| REQUIREMENT |
Print the listing that follows, character for character.

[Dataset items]

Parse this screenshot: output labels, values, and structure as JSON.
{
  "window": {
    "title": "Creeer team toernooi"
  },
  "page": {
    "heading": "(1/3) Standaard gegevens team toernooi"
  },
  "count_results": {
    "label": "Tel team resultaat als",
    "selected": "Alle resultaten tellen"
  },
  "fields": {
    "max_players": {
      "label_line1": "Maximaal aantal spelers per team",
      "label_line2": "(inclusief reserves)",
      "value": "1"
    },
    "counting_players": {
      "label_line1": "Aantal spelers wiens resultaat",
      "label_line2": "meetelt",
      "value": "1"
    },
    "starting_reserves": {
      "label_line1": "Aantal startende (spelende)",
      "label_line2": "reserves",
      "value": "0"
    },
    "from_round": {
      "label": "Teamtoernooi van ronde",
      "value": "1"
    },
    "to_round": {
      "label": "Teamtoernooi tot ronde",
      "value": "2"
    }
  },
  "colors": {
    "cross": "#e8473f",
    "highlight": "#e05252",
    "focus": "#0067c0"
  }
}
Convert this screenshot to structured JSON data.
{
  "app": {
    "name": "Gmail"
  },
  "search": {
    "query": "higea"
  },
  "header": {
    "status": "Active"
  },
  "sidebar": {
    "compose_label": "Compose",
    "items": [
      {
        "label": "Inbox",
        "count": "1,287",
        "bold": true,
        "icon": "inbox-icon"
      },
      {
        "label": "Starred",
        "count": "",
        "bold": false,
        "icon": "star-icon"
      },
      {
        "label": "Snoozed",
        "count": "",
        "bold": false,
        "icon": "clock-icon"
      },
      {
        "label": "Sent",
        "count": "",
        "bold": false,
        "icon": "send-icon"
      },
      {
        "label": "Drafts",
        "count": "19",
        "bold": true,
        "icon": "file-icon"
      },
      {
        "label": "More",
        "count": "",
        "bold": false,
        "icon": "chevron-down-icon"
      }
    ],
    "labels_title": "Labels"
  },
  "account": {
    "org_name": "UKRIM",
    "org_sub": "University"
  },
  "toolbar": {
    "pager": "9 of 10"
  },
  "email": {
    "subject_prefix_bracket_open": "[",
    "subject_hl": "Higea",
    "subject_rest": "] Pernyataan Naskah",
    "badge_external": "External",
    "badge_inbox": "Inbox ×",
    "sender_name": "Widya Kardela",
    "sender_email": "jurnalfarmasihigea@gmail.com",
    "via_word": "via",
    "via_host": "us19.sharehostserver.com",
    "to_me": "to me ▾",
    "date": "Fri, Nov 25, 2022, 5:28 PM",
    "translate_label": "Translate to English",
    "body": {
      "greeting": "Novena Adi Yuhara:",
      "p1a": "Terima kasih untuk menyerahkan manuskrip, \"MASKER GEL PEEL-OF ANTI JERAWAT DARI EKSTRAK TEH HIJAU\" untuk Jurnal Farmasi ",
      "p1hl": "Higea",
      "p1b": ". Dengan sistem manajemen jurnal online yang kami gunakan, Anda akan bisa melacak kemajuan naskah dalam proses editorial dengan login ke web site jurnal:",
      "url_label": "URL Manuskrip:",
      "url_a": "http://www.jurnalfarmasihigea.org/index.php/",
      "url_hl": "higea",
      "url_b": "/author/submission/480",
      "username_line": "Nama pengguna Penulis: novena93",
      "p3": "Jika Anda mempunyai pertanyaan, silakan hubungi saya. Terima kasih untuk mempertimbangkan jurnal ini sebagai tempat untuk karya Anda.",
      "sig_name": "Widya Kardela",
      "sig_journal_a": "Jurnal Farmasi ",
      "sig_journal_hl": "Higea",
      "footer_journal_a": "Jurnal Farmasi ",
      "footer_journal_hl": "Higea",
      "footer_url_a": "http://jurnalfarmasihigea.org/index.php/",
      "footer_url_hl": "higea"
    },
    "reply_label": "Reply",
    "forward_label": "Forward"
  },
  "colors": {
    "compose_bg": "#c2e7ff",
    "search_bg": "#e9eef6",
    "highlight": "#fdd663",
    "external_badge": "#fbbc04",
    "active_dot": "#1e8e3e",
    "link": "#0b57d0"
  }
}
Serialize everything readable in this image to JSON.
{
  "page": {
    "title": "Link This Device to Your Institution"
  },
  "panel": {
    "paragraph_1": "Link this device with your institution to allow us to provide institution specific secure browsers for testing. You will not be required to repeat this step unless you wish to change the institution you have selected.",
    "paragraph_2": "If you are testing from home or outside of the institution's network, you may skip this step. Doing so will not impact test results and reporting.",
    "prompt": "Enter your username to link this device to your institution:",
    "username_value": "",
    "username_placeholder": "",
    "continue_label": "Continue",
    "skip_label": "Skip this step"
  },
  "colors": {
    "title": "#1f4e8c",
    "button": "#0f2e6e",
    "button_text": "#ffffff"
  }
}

| ANSWER TO THE TASK |
Parse this screenshot: output labels, values, and structure as JSON.
{
  "window": {
    "title": "Creeer team toernooi"
  },
  "page": {
    "heading": "(1/3) Standaard gegevens team toernooi"
  },
  "count_results": {
    "label": "Tel team resultaat als",
    "selected": "Alle resultaten tellen"
  },
  "fields": {
    "max_players": {
      "label_line1": "Maximaal aantal spelers per team",
      "label_line2": "(inclusief reserves)",
      "value": "1"
    },
    "counting_players": {
      "label_line1": "Aantal spelers wiens resultaat",
      "label_line2": "meetelt",
      "value": "1"
    },
    "starting_reserves": {
      "label_line1": "Aantal startende (spelende)",
      "label_line2": "reserves",
      "value": "0"
    },
    "from_round": {
      "label": "Teamtoernooi van ronde",
      "value": "1"
    },
    "to_round": {
      "label": "Teamtoernooi tot ronde",
      "value": "2"
    }
  },
  "colors": {
    "cross": "#e8473f",
    "highlight": "#e05252",
    "focus": "#0067c0"
  }
}
Convert this screenshot to structured JSON data.
{
  "app": {
    "name": "Gmail"
  },
  "search": {
    "query": "higea"
  },
  "header": {
    "status": "Active"
  },
  "sidebar": {
    "compose_label": "Compose",
    "items": [
      {
        "label": "Inbox",
        "count": "1,287",
        "bold": true,
        "icon": "inbox-icon"
      },
      {
        "label": "Starred",
        "count": "",
        "bold": false,
        "icon": "star-icon"
      },
      {
        "label": "Snoozed",
        "count": "",
        "bold": false,
        "icon": "clock-icon"
      },
      {
        "label": "Sent",
        "count": "",
        "bold": false,
        "icon": "send-icon"
      },
      {
        "label": "Drafts",
        "count": "19",
        "bold": true,
        "icon": "file-icon"
      },
      {
        "label": "More",
        "count": "",
        "bold": false,
        "icon": "chevron-down-icon"
      }
    ],
    "labels_title": "Labels"
  },
  "account": {
    "org_name": "UKRIM",
    "org_sub": "University"
  },
  "toolbar": {
    "pager": "9 of 10"
  },
  "email": {
    "subject_prefix_bracket_open": "[",
    "subject_hl": "Higea",
    "subject_rest": "] Pernyataan Naskah",
    "badge_external": "External",
    "badge_inbox": "Inbox ×",
    "sender_name": "Widya Kardela",
    "sender_email": "jurnalfarmasihigea@gmail.com",
    "via_word": "via",
    "via_host": "us19.sharehostserver.com",
    "to_me": "to me ▾",
    "date": "Fri, Nov 25, 2022, 5:28 PM",
    "translate_label": "Translate to English",
    "body": {
      "greeting": "Novena Adi Yuhara:",
      "p1a": "Terima kasih untuk menyerahkan manuskrip, \"MASKER GEL PEEL-OF ANTI JERAWAT DARI EKSTRAK TEH HIJAU\" untuk Jurnal Farmasi ",
      "p1hl": "Higea",
      "p1b": ". Dengan sistem manajemen jurnal online yang kami gunakan, Anda akan bisa melacak kemajuan naskah dalam proses editorial dengan login ke web site jurnal:",
      "url_label": "URL Manuskrip:",
      "url_a": "http://www.jurnalfarmasihigea.org/index.php/",
      "url_hl": "higea",
      "url_b": "/author/submission/480",
      "username_line": "Nama pengguna Penulis: novena93",
      "p3": "Jika Anda mempunyai pertanyaan, silakan hubungi saya. Terima kasih untuk mempertimbangkan jurnal ini sebagai tempat untuk karya Anda.",
      "sig_name": "Widya Kardela",
      "sig_journal_a": "Jurnal Farmasi ",
      "sig_journal_hl": "Higea",
      "footer_journal_a": "Jurnal Farmasi ",
      "footer_journal_hl": "Higea",
      "footer_url_a": "http://jurnalfarmasihigea.org/index.php/",
      "footer_url_hl": "higea"
    },
    "reply_label": "Reply",
    "forward_label": "Forward"
  },
  "colors": {
    "compose_bg": "#c2e7ff",
    "search_bg": "#e9eef6",
    "highlight": "#fdd663",
    "external_badge": "#fbbc04",
    "active_dot": "#1e8e3e",
    "link": "#0b57d0"
  }
}
Serialize everything readable in this image to JSON.
{
  "page": {
    "title": "Link This Device to Your Institution"
  },
  "panel": {
    "paragraph_1": "Link this device with your institution to allow us to provide institution specific secure browsers for testing. You will not be required to repeat this step unless you wish to change the institution you have selected.",
    "paragraph_2": "If you are testing from home or outside of the institution's network, you may skip this step. Doing so will not impact test results and reporting.",
    "prompt": "Enter your username to link this device to your institution:",
    "username_value": "",
    "username_placeholder": "",
    "continue_label": "Continue",
    "skip_label": "Skip this step"
  },
  "colors": {
    "title": "#1f4e8c",
    "button": "#0f2e6e",
    "button_text": "#ffffff"
  }
}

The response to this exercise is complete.